>>>>>

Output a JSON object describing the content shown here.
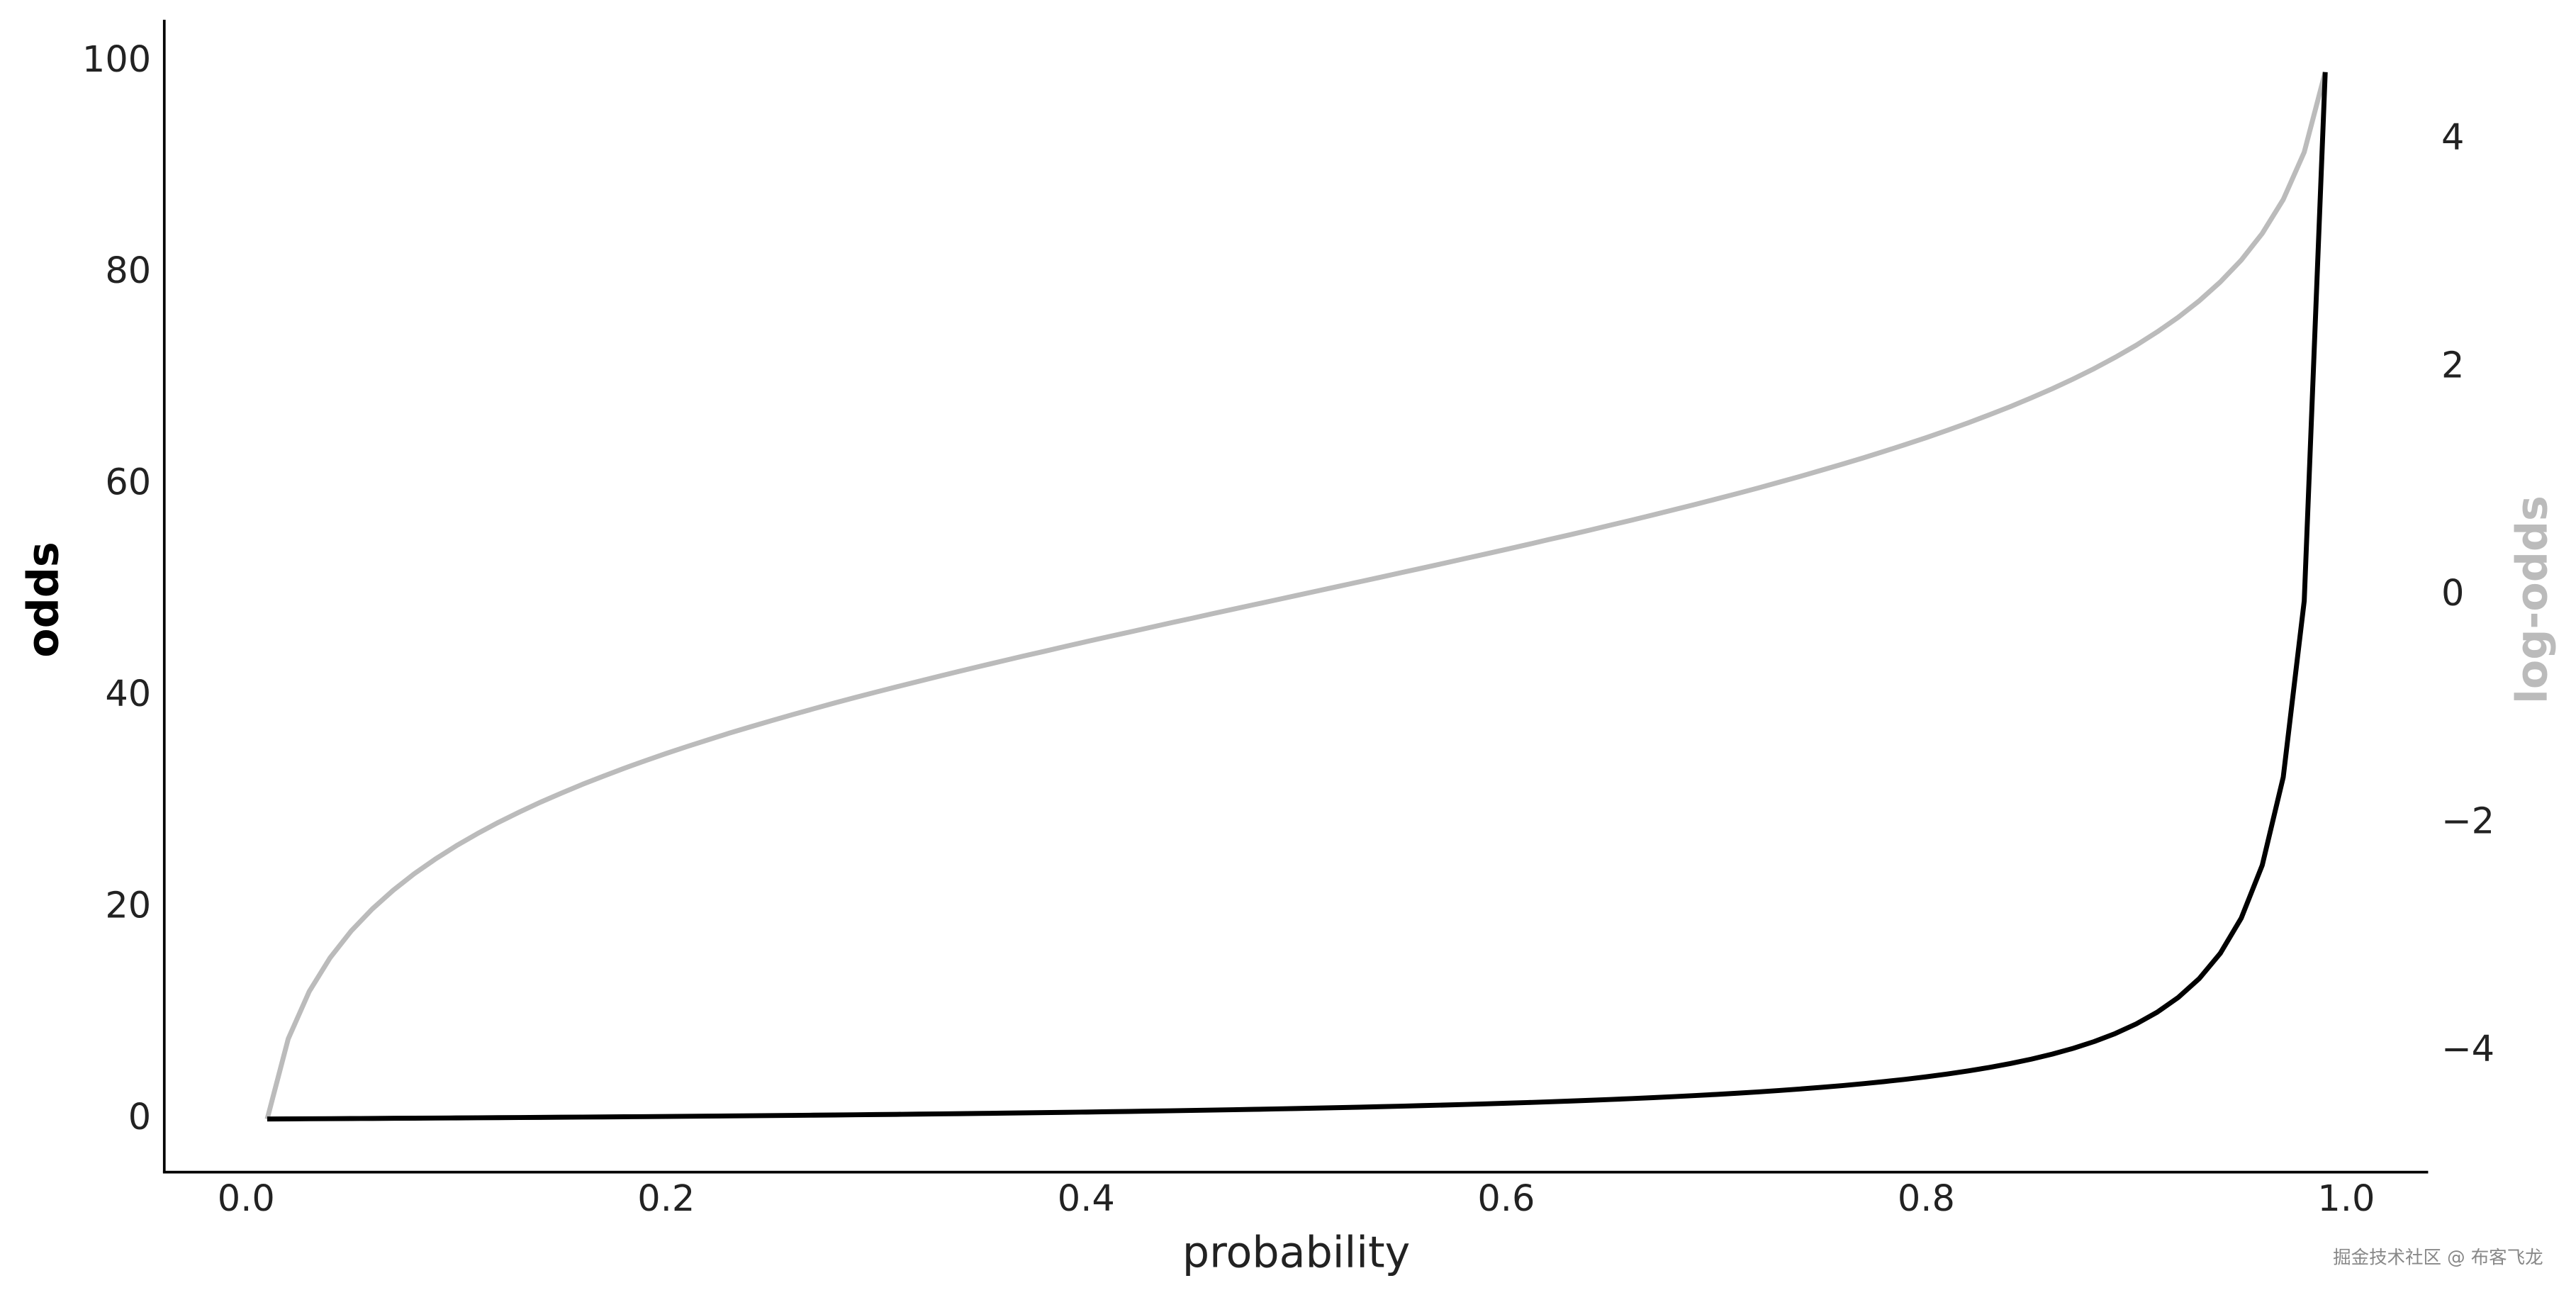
{
  "chart_data": {
    "type": "line",
    "x_label": "probability",
    "y_label": "odds",
    "y2_label": "log-odds",
    "watermark": "掘金技术社区 @ 布客飞龙",
    "x": [
      0.01,
      0.02,
      0.03,
      0.04,
      0.05,
      0.06,
      0.07,
      0.08,
      0.09,
      0.1,
      0.11,
      0.12,
      0.13,
      0.14,
      0.15,
      0.16,
      0.17,
      0.18,
      0.19,
      0.2,
      0.21,
      0.22,
      0.23,
      0.24,
      0.25,
      0.26,
      0.27,
      0.28,
      0.29,
      0.3,
      0.31,
      0.32,
      0.33,
      0.34,
      0.35,
      0.36,
      0.37,
      0.38,
      0.39,
      0.4,
      0.41,
      0.42,
      0.43,
      0.44,
      0.45,
      0.46,
      0.47,
      0.48,
      0.49,
      0.5,
      0.51,
      0.52,
      0.53,
      0.54,
      0.55,
      0.56,
      0.57,
      0.58,
      0.59,
      0.6,
      0.61,
      0.62,
      0.63,
      0.64,
      0.65,
      0.66,
      0.67,
      0.68,
      0.69,
      0.7,
      0.71,
      0.72,
      0.73,
      0.74,
      0.75,
      0.76,
      0.77,
      0.78,
      0.79,
      0.8,
      0.81,
      0.82,
      0.83,
      0.84,
      0.85,
      0.86,
      0.87,
      0.88,
      0.89,
      0.9,
      0.91,
      0.92,
      0.93,
      0.94,
      0.95,
      0.96,
      0.97,
      0.98,
      0.99
    ],
    "series": [
      {
        "name": "odds",
        "color": "#000000",
        "axis": "y",
        "values": [
          0.0101,
          0.0204,
          0.0309,
          0.0417,
          0.0526,
          0.0638,
          0.0753,
          0.087,
          0.0989,
          0.1111,
          0.1236,
          0.1364,
          0.1494,
          0.1628,
          0.1765,
          0.1905,
          0.2048,
          0.2195,
          0.2346,
          0.25,
          0.2658,
          0.2821,
          0.2987,
          0.3158,
          0.3333,
          0.3514,
          0.3699,
          0.3889,
          0.4085,
          0.4286,
          0.4493,
          0.4706,
          0.4925,
          0.5152,
          0.5385,
          0.5625,
          0.5873,
          0.6129,
          0.6393,
          0.6667,
          0.6949,
          0.7241,
          0.7544,
          0.7857,
          0.8182,
          0.8519,
          0.8868,
          0.9231,
          0.9608,
          1,
          1.0408,
          1.0833,
          1.1277,
          1.1739,
          1.2222,
          1.2727,
          1.3256,
          1.381,
          1.439,
          1.5,
          1.5641,
          1.6316,
          1.7027,
          1.7778,
          1.8571,
          1.9412,
          2.0303,
          2.125,
          2.2258,
          2.3333,
          2.4483,
          2.5714,
          2.7037,
          2.8462,
          3,
          3.1667,
          3.3478,
          3.5455,
          3.7619,
          4,
          4.2632,
          4.5556,
          4.8824,
          5.25,
          5.6667,
          6.1429,
          6.6923,
          7.3333,
          8.0909,
          9,
          10.1111,
          11.5,
          13.2857,
          15.6667,
          19,
          24,
          32.3333,
          49,
          99
        ]
      },
      {
        "name": "log-odds",
        "color": "#bbbbbb",
        "axis": "y2",
        "values": [
          -4.595,
          -3.892,
          -3.476,
          -3.178,
          -2.944,
          -2.752,
          -2.587,
          -2.442,
          -2.314,
          -2.197,
          -2.091,
          -1.992,
          -1.901,
          -1.815,
          -1.735,
          -1.658,
          -1.586,
          -1.516,
          -1.45,
          -1.386,
          -1.325,
          -1.266,
          -1.208,
          -1.153,
          -1.099,
          -1.046,
          -0.995,
          -0.944,
          -0.895,
          -0.847,
          -0.8,
          -0.754,
          -0.708,
          -0.663,
          -0.619,
          -0.575,
          -0.532,
          -0.49,
          -0.447,
          -0.405,
          -0.364,
          -0.323,
          -0.282,
          -0.241,
          -0.201,
          -0.16,
          -0.12,
          -0.08,
          -0.04,
          0,
          0.04,
          0.08,
          0.12,
          0.16,
          0.201,
          0.241,
          0.282,
          0.323,
          0.364,
          0.405,
          0.447,
          0.49,
          0.532,
          0.575,
          0.619,
          0.663,
          0.708,
          0.754,
          0.8,
          0.847,
          0.895,
          0.944,
          0.995,
          1.046,
          1.099,
          1.153,
          1.208,
          1.266,
          1.325,
          1.386,
          1.45,
          1.516,
          1.586,
          1.658,
          1.735,
          1.815,
          1.901,
          1.992,
          2.091,
          2.197,
          2.314,
          2.442,
          2.587,
          2.752,
          2.944,
          3.178,
          3.476,
          3.892,
          4.595
        ]
      }
    ],
    "xlim": [
      -0.039,
      1.039
    ],
    "xticks": [
      {
        "value": 0,
        "label": "0.0"
      },
      0.2,
      0.4,
      0.6,
      0.8,
      {
        "value": 1,
        "label": "1.0"
      }
    ],
    "ylim": [
      -4.94,
      103.95
    ],
    "yticks": [
      0,
      20,
      40,
      60,
      80,
      100
    ],
    "y2lim": [
      -5.054,
      5.054
    ],
    "y2ticks": [
      {
        "value": -4,
        "label": "−4"
      },
      {
        "value": -2,
        "label": "−2"
      },
      0,
      2,
      4
    ],
    "grid": false
  }
}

<<<<<

* Aim *
Search the entries for the word "odds" and gather every line where it appears.

* Task response *
    "y_label": "odds",
    "y2_label": "log-odds",
        "name": "odds",
        "name": "log-odds",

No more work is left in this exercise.